§ **Goal**
Locate every line of the listing that contains the string "thumbnail", and copy each of those lines.

§ **Input data**
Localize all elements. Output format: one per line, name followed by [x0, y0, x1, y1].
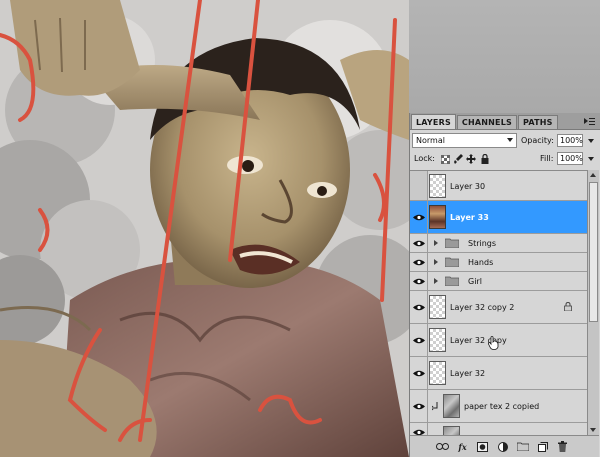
visibility-toggle[interactable] [410, 291, 428, 323]
hand-cursor-icon [488, 336, 499, 350]
layer-thumbnail [443, 426, 460, 435]
fx-icon[interactable]: fx [456, 440, 469, 453]
layer-row-layer-30[interactable]: Layer 30 [410, 171, 587, 201]
scroll-down-icon[interactable] [590, 428, 596, 432]
visibility-toggle[interactable] [410, 234, 428, 252]
layer-group-hands[interactable]: Hands [410, 253, 587, 272]
lock-icon [564, 302, 572, 311]
blend-mode-value: Normal [416, 136, 445, 145]
new-layer-icon[interactable] [536, 440, 549, 453]
lock-fill-row: Lock: Fill: 100% [410, 152, 599, 167]
artwork-illustration [0, 0, 409, 457]
visibility-toggle-off[interactable] [410, 171, 428, 200]
layer-name[interactable]: Layer 30 [450, 182, 485, 191]
expand-triangle-icon[interactable] [434, 259, 438, 265]
tab-layers[interactable]: LAYERS [411, 114, 456, 129]
move-lock-icon[interactable] [466, 154, 476, 164]
fill-input[interactable]: 100% [557, 152, 583, 165]
link-icon[interactable] [436, 440, 449, 453]
new-group-icon[interactable] [516, 440, 529, 453]
layer-row-layer-32[interactable]: Layer 32 [410, 357, 587, 390]
visibility-toggle[interactable] [410, 201, 428, 233]
opacity-value: 100% [560, 136, 583, 145]
group-name[interactable]: Strings [468, 239, 496, 248]
visibility-toggle[interactable] [410, 423, 428, 435]
expand-triangle-icon[interactable] [434, 240, 438, 246]
padlock-icon[interactable] [480, 154, 490, 164]
layer-thumbnail [429, 328, 446, 352]
checkerboard-lock-icon[interactable] [440, 154, 450, 164]
eye-icon [412, 259, 425, 265]
scroll-up-icon[interactable] [590, 173, 596, 177]
panel-menu-icon[interactable] [584, 117, 595, 126]
layer-name[interactable]: paper tex 2 copied [464, 402, 539, 411]
eye-icon [412, 337, 425, 343]
layer-group-strings[interactable]: Strings [410, 234, 587, 253]
folder-icon [445, 257, 459, 267]
layer-thumbnail [429, 361, 446, 385]
visibility-toggle[interactable] [410, 324, 428, 356]
visibility-toggle[interactable] [410, 357, 428, 389]
layer-list: Layer 30 Layer 33 Strings Hands Girl Lay… [410, 170, 587, 435]
group-name[interactable]: Girl [468, 277, 482, 286]
opacity-dropdown-icon[interactable] [588, 139, 594, 143]
dock-empty-area [409, 0, 600, 113]
visibility-toggle[interactable] [410, 253, 428, 271]
tab-paths-label: PATHS [522, 118, 553, 127]
eye-icon [412, 214, 425, 220]
layer-row-partial[interactable] [410, 423, 587, 435]
tab-layers-label: LAYERS [416, 117, 451, 127]
chevron-down-icon [507, 138, 513, 142]
fill-value: 100% [560, 154, 583, 163]
eye-icon [412, 304, 425, 310]
layer-name[interactable]: Layer 32 copy 2 [450, 303, 514, 312]
tab-paths[interactable]: PATHS [517, 115, 558, 129]
layer-thumbnail [429, 205, 446, 229]
visibility-toggle[interactable] [410, 390, 428, 422]
brush-lock-icon[interactable] [453, 154, 463, 164]
blend-mode-select[interactable]: Normal [412, 133, 517, 148]
scrollbar-thumb[interactable] [589, 182, 598, 322]
folder-icon [445, 238, 459, 248]
fill-label: Fill: [540, 154, 554, 163]
layer-thumbnail [429, 295, 446, 319]
layers-bottom-toolbar: fx [410, 435, 599, 457]
eye-icon [412, 403, 425, 409]
layers-scrollbar[interactable] [587, 170, 599, 435]
lock-label: Lock: [414, 154, 435, 163]
folder-icon [445, 276, 459, 286]
trash-icon[interactable] [556, 440, 569, 453]
panel-tabs: LAYERS CHANNELS PATHS [410, 113, 600, 130]
clip-arrow-icon [432, 402, 438, 411]
tab-channels[interactable]: CHANNELS [456, 115, 517, 129]
expand-triangle-icon[interactable] [434, 278, 438, 284]
tab-channels-label: CHANNELS [461, 118, 512, 127]
blend-opacity-row: Normal Opacity: 100% [410, 133, 599, 150]
layer-row-paper-tex-2-copied[interactable]: paper tex 2 copied [410, 390, 587, 423]
adjustment-icon[interactable] [496, 440, 509, 453]
fill-dropdown-icon[interactable] [588, 157, 594, 161]
opacity-input[interactable]: 100% [557, 134, 583, 147]
document-canvas[interactable] [0, 0, 409, 457]
layer-row-layer-33[interactable]: Layer 33 [410, 201, 587, 234]
eye-icon [412, 240, 425, 246]
layer-name[interactable]: Layer 32 [450, 369, 485, 378]
layer-group-girl[interactable]: Girl [410, 272, 587, 291]
group-name[interactable]: Hands [468, 258, 493, 267]
layer-thumbnail [429, 174, 446, 198]
visibility-toggle[interactable] [410, 272, 428, 290]
layer-name[interactable]: Layer 33 [450, 213, 489, 222]
layers-panel: LAYERS CHANNELS PATHS Normal Opacity: 10… [409, 113, 600, 457]
layer-thumbnail [443, 394, 460, 418]
opacity-label: Opacity: [521, 136, 554, 145]
eye-icon [412, 370, 425, 376]
layer-row-layer-32-copy-2[interactable]: Layer 32 copy 2 [410, 291, 587, 324]
mask-icon[interactable] [476, 440, 489, 453]
eye-icon [412, 278, 425, 284]
layer-row-layer-32-copy[interactable]: Layer 32 copy [410, 324, 587, 357]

§ **Answer for this exercise**
layer-thumbnail [443, 426, 460, 435]
layer-thumbnail [429, 328, 446, 352]
layer-thumbnail [429, 361, 446, 385]
layer-thumbnail [429, 205, 446, 229]
layer-thumbnail [429, 295, 446, 319]
layer-thumbnail [429, 174, 446, 198]
layer-thumbnail [443, 394, 460, 418]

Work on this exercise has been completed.